Records from a data source:
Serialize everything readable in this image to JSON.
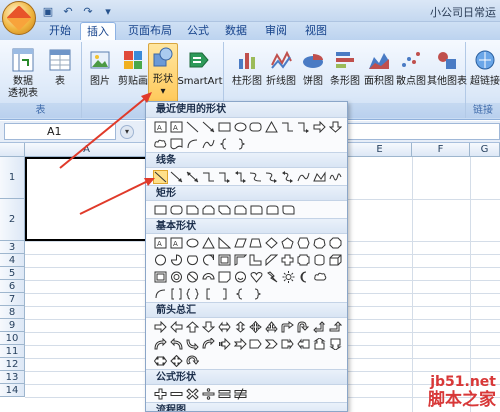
{
  "title": "小公司日常运",
  "tabs": [
    "开始",
    "插入",
    "页面布局",
    "公式",
    "数据",
    "审阅",
    "视图"
  ],
  "active_tab": "插入",
  "ribbon": {
    "pivot_label": "数据\n透视表",
    "table_label": "表",
    "group_table": "表",
    "picture": "图片",
    "clipart": "剪贴画",
    "shapes": "形状",
    "smartart": "SmartArt",
    "column": "柱形图",
    "line": "折线图",
    "pie": "饼图",
    "bar": "条形图",
    "area": "面积图",
    "scatter": "散点图",
    "other": "其他图表",
    "hyperlink": "超链接",
    "group_links": "链接"
  },
  "namebox": "A1",
  "columns": [
    "A",
    "E",
    "F",
    "G"
  ],
  "rows": [
    "1",
    "2",
    "3",
    "4",
    "5",
    "6",
    "7",
    "8",
    "9",
    "10",
    "11",
    "12",
    "13",
    "14"
  ],
  "dropdown": {
    "recent": "最近使用的形状",
    "lines": "线条",
    "rect": "矩形",
    "basic": "基本形状",
    "arrows": "箭头总汇",
    "formula": "公式形状",
    "flowchart": "流程图"
  },
  "watermark1": "jb51.net",
  "watermark2": "脚本之家"
}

* [PROBLEM TO SOLVE]:
Every entry above needs to be retyped exactly; drop the pictures.

* [FINISHED EXERCISE]:
Serialize everything readable in this image to JSON.
{
  "title": "小公司日常运",
  "tabs": [
    "开始",
    "插入",
    "页面布局",
    "公式",
    "数据",
    "审阅",
    "视图"
  ],
  "active_tab": "插入",
  "ribbon": {
    "pivot_label": "数据\n透视表",
    "table_label": "表",
    "group_table": "表",
    "picture": "图片",
    "clipart": "剪贴画",
    "shapes": "形状",
    "smartart": "SmartArt",
    "column": "柱形图",
    "line": "折线图",
    "pie": "饼图",
    "bar": "条形图",
    "area": "面积图",
    "scatter": "散点图",
    "other": "其他图表",
    "hyperlink": "超链接",
    "group_links": "链接"
  },
  "namebox": "A1",
  "columns": [
    "A",
    "E",
    "F",
    "G"
  ],
  "rows": [
    "1",
    "2",
    "3",
    "4",
    "5",
    "6",
    "7",
    "8",
    "9",
    "10",
    "11",
    "12",
    "13",
    "14"
  ],
  "dropdown": {
    "recent": "最近使用的形状",
    "lines": "线条",
    "rect": "矩形",
    "basic": "基本形状",
    "arrows": "箭头总汇",
    "formula": "公式形状",
    "flowchart": "流程图"
  },
  "watermark1": "jb51.net",
  "watermark2": "脚本之家"
}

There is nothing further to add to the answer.